Take the material below and write it all out again exactly.

Records for the task:
= = = = = = =

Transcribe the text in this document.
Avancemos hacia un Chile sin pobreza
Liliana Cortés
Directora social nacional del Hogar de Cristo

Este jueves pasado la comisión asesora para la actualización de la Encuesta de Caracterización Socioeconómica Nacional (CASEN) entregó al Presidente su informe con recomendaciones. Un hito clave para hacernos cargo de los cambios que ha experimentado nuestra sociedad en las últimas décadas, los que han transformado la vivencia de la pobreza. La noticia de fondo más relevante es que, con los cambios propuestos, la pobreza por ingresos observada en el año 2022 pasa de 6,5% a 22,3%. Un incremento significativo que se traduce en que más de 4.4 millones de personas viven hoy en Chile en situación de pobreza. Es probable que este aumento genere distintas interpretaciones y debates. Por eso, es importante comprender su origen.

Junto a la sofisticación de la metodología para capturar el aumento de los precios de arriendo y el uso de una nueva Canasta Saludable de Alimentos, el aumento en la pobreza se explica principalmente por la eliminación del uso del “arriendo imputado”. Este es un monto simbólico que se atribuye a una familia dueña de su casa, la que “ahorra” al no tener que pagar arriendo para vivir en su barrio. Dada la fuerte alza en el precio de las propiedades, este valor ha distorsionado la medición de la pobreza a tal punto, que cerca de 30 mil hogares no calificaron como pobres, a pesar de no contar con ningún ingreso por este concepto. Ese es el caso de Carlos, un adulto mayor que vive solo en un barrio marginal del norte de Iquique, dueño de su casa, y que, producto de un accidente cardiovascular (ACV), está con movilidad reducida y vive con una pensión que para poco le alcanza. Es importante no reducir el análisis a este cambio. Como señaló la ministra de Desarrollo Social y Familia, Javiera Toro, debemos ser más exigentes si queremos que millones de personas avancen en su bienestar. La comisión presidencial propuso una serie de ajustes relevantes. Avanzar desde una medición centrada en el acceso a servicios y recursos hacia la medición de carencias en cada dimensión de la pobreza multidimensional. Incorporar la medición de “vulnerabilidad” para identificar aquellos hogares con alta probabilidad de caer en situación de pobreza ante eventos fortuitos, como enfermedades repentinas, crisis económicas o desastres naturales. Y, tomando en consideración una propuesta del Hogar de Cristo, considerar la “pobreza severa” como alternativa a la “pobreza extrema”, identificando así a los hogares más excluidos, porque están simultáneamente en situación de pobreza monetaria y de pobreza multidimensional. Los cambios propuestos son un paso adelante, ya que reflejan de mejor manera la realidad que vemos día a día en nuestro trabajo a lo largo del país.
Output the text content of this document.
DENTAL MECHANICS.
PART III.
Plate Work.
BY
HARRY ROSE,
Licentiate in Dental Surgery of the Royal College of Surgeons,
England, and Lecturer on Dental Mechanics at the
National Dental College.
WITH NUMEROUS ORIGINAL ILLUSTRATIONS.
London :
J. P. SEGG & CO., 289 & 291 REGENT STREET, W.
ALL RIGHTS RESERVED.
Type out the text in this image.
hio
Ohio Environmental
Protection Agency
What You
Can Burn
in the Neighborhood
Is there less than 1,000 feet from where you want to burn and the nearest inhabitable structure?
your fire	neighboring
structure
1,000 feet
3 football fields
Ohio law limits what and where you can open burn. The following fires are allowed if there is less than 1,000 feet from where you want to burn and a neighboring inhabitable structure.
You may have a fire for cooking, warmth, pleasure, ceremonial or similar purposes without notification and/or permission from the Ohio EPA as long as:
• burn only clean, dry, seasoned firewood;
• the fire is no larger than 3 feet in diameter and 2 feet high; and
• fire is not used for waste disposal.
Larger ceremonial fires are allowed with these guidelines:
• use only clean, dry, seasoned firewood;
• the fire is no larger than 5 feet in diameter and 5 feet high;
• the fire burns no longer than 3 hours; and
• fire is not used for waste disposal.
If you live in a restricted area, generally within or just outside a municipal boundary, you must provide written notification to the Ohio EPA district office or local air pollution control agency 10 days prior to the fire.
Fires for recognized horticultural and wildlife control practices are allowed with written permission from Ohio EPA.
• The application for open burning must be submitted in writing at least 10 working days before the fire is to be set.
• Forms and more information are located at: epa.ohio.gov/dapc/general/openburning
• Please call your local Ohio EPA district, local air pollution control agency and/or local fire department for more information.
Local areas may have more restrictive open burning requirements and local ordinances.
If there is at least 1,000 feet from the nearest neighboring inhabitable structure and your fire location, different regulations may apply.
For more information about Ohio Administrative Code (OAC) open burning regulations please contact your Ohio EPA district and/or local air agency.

= = = = = = =

The reply:
Transcribe the text in this document.
Avancemos hacia un Chile sin pobreza
Liliana Cortés
Directora social nacional del Hogar de Cristo

Este jueves pasado la comisión asesora para la actualización de la Encuesta de Caracterización Socioeconómica Nacional (CASEN) entregó al Presidente su informe con recomendaciones. Un hito clave para hacernos cargo de los cambios que ha experimentado nuestra sociedad en las últimas décadas, los que han transformado la vivencia de la pobreza. La noticia de fondo más relevante es que, con los cambios propuestos, la pobreza por ingresos observada en el año 2022 pasa de 6,5% a 22,3%. Un incremento significativo que se traduce en que más de 4.4 millones de personas viven hoy en Chile en situación de pobreza. Es probable que este aumento genere distintas interpretaciones y debates. Por eso, es importante comprender su origen.

Junto a la sofisticación de la metodología para capturar el aumento de los precios de arriendo y el uso de una nueva Canasta Saludable de Alimentos, el aumento en la pobreza se explica principalmente por la eliminación del uso del “arriendo imputado”. Este es un monto simbólico que se atribuye a una familia dueña de su casa, la que “ahorra” al no tener que pagar arriendo para vivir en su barrio. Dada la fuerte alza en el precio de las propiedades, este valor ha distorsionado la medición de la pobreza a tal punto, que cerca de 30 mil hogares no calificaron como pobres, a pesar de no contar con ningún ingreso por este concepto. Ese es el caso de Carlos, un adulto mayor que vive solo en un barrio marginal del norte de Iquique, dueño de su casa, y que, producto de un accidente cardiovascular (ACV), está con movilidad reducida y vive con una pensión que para poco le alcanza. Es importante no reducir el análisis a este cambio. Como señaló la ministra de Desarrollo Social y Familia, Javiera Toro, debemos ser más exigentes si queremos que millones de personas avancen en su bienestar. La comisión presidencial propuso una serie de ajustes relevantes. Avanzar desde una medición centrada en el acceso a servicios y recursos hacia la medición de carencias en cada dimensión de la pobreza multidimensional. Incorporar la medición de “vulnerabilidad” para identificar aquellos hogares con alta probabilidad de caer en situación de pobreza ante eventos fortuitos, como enfermedades repentinas, crisis económicas o desastres naturales. Y, tomando en consideración una propuesta del Hogar de Cristo, considerar la “pobreza severa” como alternativa a la “pobreza extrema”, identificando así a los hogares más excluidos, porque están simultáneamente en situación de pobreza monetaria y de pobreza multidimensional. Los cambios propuestos son un paso adelante, ya que reflejan de mejor manera la realidad que vemos día a día en nuestro trabajo a lo largo del país.
Output the text content of this document.
DENTAL MECHANICS.
PART III.
Plate Work.
BY
HARRY ROSE,
Licentiate in Dental Surgery of the Royal College of Surgeons,
England, and Lecturer on Dental Mechanics at the
National Dental College.
WITH NUMEROUS ORIGINAL ILLUSTRATIONS.
London :
J. P. SEGG & CO., 289 & 291 REGENT STREET, W.
ALL RIGHTS RESERVED.
Type out the text in this image.
hio
Ohio Environmental
Protection Agency
What You
Can Burn
in the Neighborhood
Is there less than 1,000 feet from where you want to burn and the nearest inhabitable structure?
your fire	neighboring
structure
1,000 feet
3 football fields
Ohio law limits what and where you can open burn. The following fires are allowed if there is less than 1,000 feet from where you want to burn and a neighboring inhabitable structure.
You may have a fire for cooking, warmth, pleasure, ceremonial or similar purposes without notification and/or permission from the Ohio EPA as long as:
• burn only clean, dry, seasoned firewood;
• the fire is no larger than 3 feet in diameter and 2 feet high; and
• fire is not used for waste disposal.
Larger ceremonial fires are allowed with these guidelines:
• use only clean, dry, seasoned firewood;
• the fire is no larger than 5 feet in diameter and 5 feet high;
• the fire burns no longer than 3 hours; and
• fire is not used for waste disposal.
If you live in a restricted area, generally within or just outside a municipal boundary, you must provide written notification to the Ohio EPA district office or local air pollution control agency 10 days prior to the fire.
Fires for recognized horticultural and wildlife control practices are allowed with written permission from Ohio EPA.
• The application for open burning must be submitted in writing at least 10 working days before the fire is to be set.
• Forms and more information are located at: epa.ohio.gov/dapc/general/openburning
• Please call your local Ohio EPA district, local air pollution control agency and/or local fire department for more information.
Local areas may have more restrictive open burning requirements and local ordinances.
If there is at least 1,000 feet from the nearest neighboring inhabitable structure and your fire location, different regulations may apply.
For more information about Ohio Administrative Code (OAC) open burning regulations please contact your Ohio EPA district and/or local air agency.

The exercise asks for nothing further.